— Task to carry out —
Output every line of the data exactly as it appears.

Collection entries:
------------------------------

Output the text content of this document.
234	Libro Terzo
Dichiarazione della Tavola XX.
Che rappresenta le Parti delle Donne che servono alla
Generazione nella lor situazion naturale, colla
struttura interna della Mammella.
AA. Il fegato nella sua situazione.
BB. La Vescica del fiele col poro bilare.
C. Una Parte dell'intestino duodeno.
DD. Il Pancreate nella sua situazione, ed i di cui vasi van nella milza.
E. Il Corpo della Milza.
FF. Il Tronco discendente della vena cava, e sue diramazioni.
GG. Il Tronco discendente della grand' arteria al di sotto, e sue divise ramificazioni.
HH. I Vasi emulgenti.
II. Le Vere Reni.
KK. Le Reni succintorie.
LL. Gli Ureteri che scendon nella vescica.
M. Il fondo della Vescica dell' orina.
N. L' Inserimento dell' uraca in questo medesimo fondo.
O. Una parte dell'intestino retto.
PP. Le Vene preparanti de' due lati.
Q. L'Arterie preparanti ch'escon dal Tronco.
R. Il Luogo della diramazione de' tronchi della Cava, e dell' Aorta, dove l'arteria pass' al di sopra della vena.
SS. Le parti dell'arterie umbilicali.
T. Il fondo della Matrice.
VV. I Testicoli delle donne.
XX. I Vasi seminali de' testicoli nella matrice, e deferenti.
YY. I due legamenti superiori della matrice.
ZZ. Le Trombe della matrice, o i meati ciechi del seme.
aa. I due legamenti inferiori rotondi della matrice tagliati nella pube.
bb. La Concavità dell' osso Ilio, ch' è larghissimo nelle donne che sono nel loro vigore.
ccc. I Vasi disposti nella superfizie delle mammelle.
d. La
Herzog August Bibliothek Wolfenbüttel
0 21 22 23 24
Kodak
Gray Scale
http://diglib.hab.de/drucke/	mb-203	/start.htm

------------------------------

— Answer to the problem —
Output the text content of this document.
234	Libro Terzo
Dichiarazione della Tavola XX.
Che rappresenta le Parti delle Donne che servono alla
Generazione nella lor situazion naturale, colla
struttura interna della Mammella.
AA. Il fegato nella sua situazione.
BB. La Vescica del fiele col poro bilare.
C. Una Parte dell'intestino duodeno.
DD. Il Pancreate nella sua situazione, ed i di cui vasi van nella milza.
E. Il Corpo della Milza.
FF. Il Tronco discendente della vena cava, e sue diramazioni.
GG. Il Tronco discendente della grand' arteria al di sotto, e sue divise ramificazioni.
HH. I Vasi emulgenti.
II. Le Vere Reni.
KK. Le Reni succintorie.
LL. Gli Ureteri che scendon nella vescica.
M. Il fondo della Vescica dell' orina.
N. L' Inserimento dell' uraca in questo medesimo fondo.
O. Una parte dell'intestino retto.
PP. Le Vene preparanti de' due lati.
Q. L'Arterie preparanti ch'escon dal Tronco.
R. Il Luogo della diramazione de' tronchi della Cava, e dell' Aorta, dove l'arteria pass' al di sopra della vena.
SS. Le parti dell'arterie umbilicali.
T. Il fondo della Matrice.
VV. I Testicoli delle donne.
XX. I Vasi seminali de' testicoli nella matrice, e deferenti.
YY. I due legamenti superiori della matrice.
ZZ. Le Trombe della matrice, o i meati ciechi del seme.
aa. I due legamenti inferiori rotondi della matrice tagliati nella pube.
bb. La Concavità dell' osso Ilio, ch' è larghissimo nelle donne che sono nel loro vigore.
ccc. I Vasi disposti nella superfizie delle mammelle.
d. La
Herzog August Bibliothek Wolfenbüttel
0 21 22 23 24
Kodak
Gray Scale
http://diglib.hab.de/drucke/	mb-203	/start.htm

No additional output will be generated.